[Structured figure records]
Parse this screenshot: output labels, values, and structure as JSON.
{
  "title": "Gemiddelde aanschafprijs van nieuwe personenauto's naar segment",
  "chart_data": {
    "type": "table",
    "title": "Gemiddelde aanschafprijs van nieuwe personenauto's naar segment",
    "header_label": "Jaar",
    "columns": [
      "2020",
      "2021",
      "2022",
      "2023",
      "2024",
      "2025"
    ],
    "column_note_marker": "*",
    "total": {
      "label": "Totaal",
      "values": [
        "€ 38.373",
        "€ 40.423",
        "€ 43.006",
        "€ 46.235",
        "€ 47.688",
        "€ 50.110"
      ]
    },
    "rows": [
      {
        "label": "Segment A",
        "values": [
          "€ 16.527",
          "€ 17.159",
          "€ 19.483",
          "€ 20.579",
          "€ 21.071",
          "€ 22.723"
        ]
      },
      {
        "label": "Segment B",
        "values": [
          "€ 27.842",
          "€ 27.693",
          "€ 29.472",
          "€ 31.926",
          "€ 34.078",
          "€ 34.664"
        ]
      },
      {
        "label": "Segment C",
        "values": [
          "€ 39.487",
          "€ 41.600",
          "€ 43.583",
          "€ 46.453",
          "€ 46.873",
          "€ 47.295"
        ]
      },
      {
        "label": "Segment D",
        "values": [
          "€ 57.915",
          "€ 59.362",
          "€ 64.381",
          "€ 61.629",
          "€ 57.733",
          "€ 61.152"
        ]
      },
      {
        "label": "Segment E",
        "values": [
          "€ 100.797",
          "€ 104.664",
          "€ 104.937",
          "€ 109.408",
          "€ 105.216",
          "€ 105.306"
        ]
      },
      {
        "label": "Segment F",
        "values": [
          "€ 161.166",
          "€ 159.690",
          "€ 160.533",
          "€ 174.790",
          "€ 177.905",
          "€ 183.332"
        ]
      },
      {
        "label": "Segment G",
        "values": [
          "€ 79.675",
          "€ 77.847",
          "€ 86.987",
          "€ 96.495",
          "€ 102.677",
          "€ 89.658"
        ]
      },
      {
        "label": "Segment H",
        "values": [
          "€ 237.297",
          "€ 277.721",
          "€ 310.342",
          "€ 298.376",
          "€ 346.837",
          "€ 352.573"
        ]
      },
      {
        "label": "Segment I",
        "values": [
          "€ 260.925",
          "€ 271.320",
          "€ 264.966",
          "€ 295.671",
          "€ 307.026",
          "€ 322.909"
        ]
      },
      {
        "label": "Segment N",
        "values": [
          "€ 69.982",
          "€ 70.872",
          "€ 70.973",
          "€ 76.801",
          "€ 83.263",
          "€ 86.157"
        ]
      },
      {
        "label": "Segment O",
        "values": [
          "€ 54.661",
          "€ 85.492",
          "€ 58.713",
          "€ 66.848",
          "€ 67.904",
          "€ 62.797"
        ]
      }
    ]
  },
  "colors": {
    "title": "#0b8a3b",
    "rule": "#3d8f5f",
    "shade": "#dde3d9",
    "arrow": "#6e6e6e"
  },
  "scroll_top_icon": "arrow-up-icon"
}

**TASK OBJECTIVE**
Go through the records above, find every line with the word "Gemiddelde", and list those lines.

**TASK OUTPUT**
  "title": "Gemiddelde aanschafprijs van nieuwe personenauto's naar segment",
    "title": "Gemiddelde aanschafprijs van nieuwe personenauto's naar segment",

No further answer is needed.